Directive: Repeat the material exactly, leaving nothing out.

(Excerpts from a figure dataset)
<<<<
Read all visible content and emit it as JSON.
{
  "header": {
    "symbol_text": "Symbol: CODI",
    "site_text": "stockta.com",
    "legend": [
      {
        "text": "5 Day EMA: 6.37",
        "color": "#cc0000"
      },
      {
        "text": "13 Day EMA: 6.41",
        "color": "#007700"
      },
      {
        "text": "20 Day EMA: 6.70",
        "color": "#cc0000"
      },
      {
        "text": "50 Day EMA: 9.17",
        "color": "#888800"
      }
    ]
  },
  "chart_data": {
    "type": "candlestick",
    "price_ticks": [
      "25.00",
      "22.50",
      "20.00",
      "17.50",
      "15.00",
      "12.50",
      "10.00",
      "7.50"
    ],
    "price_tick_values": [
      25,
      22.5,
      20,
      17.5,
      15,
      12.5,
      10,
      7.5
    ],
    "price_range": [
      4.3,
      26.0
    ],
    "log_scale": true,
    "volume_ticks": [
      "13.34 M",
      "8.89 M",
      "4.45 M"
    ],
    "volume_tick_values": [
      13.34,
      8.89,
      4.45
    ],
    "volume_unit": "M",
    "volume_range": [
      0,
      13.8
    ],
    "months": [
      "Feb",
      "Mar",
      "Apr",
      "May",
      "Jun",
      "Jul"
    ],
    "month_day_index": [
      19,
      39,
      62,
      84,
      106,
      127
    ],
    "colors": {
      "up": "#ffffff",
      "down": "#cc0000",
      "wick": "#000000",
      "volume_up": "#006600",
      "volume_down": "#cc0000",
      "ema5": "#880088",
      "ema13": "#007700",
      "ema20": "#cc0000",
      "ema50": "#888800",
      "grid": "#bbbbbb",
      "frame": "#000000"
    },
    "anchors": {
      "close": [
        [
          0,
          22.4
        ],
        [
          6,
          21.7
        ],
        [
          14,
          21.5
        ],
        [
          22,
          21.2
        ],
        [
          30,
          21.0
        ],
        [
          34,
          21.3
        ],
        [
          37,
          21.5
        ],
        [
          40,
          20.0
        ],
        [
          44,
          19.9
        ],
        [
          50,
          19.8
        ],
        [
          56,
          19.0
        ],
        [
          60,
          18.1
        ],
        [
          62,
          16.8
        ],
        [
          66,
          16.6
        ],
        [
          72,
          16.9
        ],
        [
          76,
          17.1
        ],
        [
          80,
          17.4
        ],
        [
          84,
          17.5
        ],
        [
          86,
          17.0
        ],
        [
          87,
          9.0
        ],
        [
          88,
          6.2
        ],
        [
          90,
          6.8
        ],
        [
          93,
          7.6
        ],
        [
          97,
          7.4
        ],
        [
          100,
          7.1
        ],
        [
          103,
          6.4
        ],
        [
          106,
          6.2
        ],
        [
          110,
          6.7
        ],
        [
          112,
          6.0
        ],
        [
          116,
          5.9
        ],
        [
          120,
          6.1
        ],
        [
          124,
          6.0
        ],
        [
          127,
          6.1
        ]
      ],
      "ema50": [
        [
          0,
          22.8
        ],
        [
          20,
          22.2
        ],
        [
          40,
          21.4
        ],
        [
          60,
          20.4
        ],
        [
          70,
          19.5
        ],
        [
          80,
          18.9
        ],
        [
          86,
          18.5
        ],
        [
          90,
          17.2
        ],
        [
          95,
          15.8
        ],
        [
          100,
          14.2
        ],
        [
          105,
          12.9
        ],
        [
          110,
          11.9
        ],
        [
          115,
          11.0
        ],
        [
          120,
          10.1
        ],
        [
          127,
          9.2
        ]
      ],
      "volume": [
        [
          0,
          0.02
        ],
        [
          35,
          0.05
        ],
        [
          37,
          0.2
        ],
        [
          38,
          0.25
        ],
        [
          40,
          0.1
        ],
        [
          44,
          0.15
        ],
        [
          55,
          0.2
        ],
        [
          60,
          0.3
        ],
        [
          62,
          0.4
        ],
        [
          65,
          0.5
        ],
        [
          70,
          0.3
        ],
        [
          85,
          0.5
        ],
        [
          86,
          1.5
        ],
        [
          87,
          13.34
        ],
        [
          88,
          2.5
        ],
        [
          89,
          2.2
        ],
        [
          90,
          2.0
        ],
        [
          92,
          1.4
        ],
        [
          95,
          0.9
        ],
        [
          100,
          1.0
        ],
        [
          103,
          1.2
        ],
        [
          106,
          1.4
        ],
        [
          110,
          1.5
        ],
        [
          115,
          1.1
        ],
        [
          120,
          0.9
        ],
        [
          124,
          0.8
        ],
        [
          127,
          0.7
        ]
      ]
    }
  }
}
>>>>
Solution for this task:
Read all visible content and emit it as JSON.
{
  "header": {
    "symbol_text": "Symbol: CODI",
    "site_text": "stockta.com",
    "legend": [
      {
        "text": "5 Day EMA: 6.37",
        "color": "#cc0000"
      },
      {
        "text": "13 Day EMA: 6.41",
        "color": "#007700"
      },
      {
        "text": "20 Day EMA: 6.70",
        "color": "#cc0000"
      },
      {
        "text": "50 Day EMA: 9.17",
        "color": "#888800"
      }
    ]
  },
  "chart_data": {
    "type": "candlestick",
    "price_ticks": [
      "25.00",
      "22.50",
      "20.00",
      "17.50",
      "15.00",
      "12.50",
      "10.00",
      "7.50"
    ],
    "price_tick_values": [
      25,
      22.5,
      20,
      17.5,
      15,
      12.5,
      10,
      7.5
    ],
    "price_range": [
      4.3,
      26.0
    ],
    "log_scale": true,
    "volume_ticks": [
      "13.34 M",
      "8.89 M",
      "4.45 M"
    ],
    "volume_tick_values": [
      13.34,
      8.89,
      4.45
    ],
    "volume_unit": "M",
    "volume_range": [
      0,
      13.8
    ],
    "months": [
      "Feb",
      "Mar",
      "Apr",
      "May",
      "Jun",
      "Jul"
    ],
    "month_day_index": [
      19,
      39,
      62,
      84,
      106,
      127
    ],
    "colors": {
      "up": "#ffffff",
      "down": "#cc0000",
      "wick": "#000000",
      "volume_up": "#006600",
      "volume_down": "#cc0000",
      "ema5": "#880088",
      "ema13": "#007700",
      "ema20": "#cc0000",
      "ema50": "#888800",
      "grid": "#bbbbbb",
      "frame": "#000000"
    },
    "anchors": {
      "close": [
        [
          0,
          22.4
        ],
        [
          6,
          21.7
        ],
        [
          14,
          21.5
        ],
        [
          22,
          21.2
        ],
        [
          30,
          21.0
        ],
        [
          34,
          21.3
        ],
        [
          37,
          21.5
        ],
        [
          40,
          20.0
        ],
        [
          44,
          19.9
        ],
        [
          50,
          19.8
        ],
        [
          56,
          19.0
        ],
        [
          60,
          18.1
        ],
        [
          62,
          16.8
        ],
        [
          66,
          16.6
        ],
        [
          72,
          16.9
        ],
        [
          76,
          17.1
        ],
        [
          80,
          17.4
        ],
        [
          84,
          17.5
        ],
        [
          86,
          17.0
        ],
        [
          87,
          9.0
        ],
        [
          88,
          6.2
        ],
        [
          90,
          6.8
        ],
        [
          93,
          7.6
        ],
        [
          97,
          7.4
        ],
        [
          100,
          7.1
        ],
        [
          103,
          6.4
        ],
        [
          106,
          6.2
        ],
        [
          110,
          6.7
        ],
        [
          112,
          6.0
        ],
        [
          116,
          5.9
        ],
        [
          120,
          6.1
        ],
        [
          124,
          6.0
        ],
        [
          127,
          6.1
        ]
      ],
      "ema50": [
        [
          0,
          22.8
        ],
        [
          20,
          22.2
        ],
        [
          40,
          21.4
        ],
        [
          60,
          20.4
        ],
        [
          70,
          19.5
        ],
        [
          80,
          18.9
        ],
        [
          86,
          18.5
        ],
        [
          90,
          17.2
        ],
        [
          95,
          15.8
        ],
        [
          100,
          14.2
        ],
        [
          105,
          12.9
        ],
        [
          110,
          11.9
        ],
        [
          115,
          11.0
        ],
        [
          120,
          10.1
        ],
        [
          127,
          9.2
        ]
      ],
      "volume": [
        [
          0,
          0.02
        ],
        [
          35,
          0.05
        ],
        [
          37,
          0.2
        ],
        [
          38,
          0.25
        ],
        [
          40,
          0.1
        ],
        [
          44,
          0.15
        ],
        [
          55,
          0.2
        ],
        [
          60,
          0.3
        ],
        [
          62,
          0.4
        ],
        [
          65,
          0.5
        ],
        [
          70,
          0.3
        ],
        [
          85,
          0.5
        ],
        [
          86,
          1.5
        ],
        [
          87,
          13.34
        ],
        [
          88,
          2.5
        ],
        [
          89,
          2.2
        ],
        [
          90,
          2.0
        ],
        [
          92,
          1.4
        ],
        [
          95,
          0.9
        ],
        [
          100,
          1.0
        ],
        [
          103,
          1.2
        ],
        [
          106,
          1.4
        ],
        [
          110,
          1.5
        ],
        [
          115,
          1.1
        ],
        [
          120,
          0.9
        ],
        [
          124,
          0.8
        ],
        [
          127,
          0.7
        ]
      ]
    }
  }
}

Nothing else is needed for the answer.